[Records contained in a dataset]
>> BEGIN
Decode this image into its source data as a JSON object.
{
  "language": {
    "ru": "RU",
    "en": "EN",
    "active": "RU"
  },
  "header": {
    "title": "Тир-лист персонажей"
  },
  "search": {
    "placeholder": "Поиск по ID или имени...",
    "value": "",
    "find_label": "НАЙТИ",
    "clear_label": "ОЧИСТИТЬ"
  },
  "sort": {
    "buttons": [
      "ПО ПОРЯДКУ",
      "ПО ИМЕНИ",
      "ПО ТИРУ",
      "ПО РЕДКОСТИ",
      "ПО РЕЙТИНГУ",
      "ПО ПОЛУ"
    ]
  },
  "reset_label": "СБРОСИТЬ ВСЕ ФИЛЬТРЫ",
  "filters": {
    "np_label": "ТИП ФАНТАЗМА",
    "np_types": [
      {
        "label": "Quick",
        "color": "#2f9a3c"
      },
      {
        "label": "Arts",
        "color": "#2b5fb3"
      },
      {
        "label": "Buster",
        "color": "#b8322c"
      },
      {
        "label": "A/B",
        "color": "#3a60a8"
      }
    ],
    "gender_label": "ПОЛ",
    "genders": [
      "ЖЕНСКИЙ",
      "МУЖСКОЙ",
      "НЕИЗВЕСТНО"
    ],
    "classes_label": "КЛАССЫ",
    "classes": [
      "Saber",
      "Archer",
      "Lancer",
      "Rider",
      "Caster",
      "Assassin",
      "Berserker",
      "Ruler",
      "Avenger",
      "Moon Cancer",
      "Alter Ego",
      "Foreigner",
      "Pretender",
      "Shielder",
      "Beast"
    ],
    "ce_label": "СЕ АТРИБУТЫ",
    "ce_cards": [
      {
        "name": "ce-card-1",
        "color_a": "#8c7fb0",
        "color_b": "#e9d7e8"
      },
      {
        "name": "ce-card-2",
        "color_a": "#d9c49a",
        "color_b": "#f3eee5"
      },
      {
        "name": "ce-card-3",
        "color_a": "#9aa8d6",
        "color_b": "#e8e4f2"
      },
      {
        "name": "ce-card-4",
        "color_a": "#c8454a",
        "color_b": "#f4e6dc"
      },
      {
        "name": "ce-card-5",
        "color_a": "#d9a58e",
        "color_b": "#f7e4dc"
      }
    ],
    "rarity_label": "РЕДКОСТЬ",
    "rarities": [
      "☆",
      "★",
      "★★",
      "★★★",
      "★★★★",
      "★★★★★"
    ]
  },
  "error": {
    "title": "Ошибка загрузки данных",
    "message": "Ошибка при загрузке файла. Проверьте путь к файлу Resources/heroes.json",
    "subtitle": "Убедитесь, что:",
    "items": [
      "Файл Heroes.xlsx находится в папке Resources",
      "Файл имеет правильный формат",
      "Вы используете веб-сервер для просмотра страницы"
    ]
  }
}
>> END
● **Exercise prompt**: In the records above, locate the lines holding the word "Resources". Copy each of them.

● **Completed exercise**:
    "message": "Ошибка при загрузке файла. Проверьте путь к файлу Resources/heroes.json",
      "Файл Heroes.xlsx находится в папке Resources",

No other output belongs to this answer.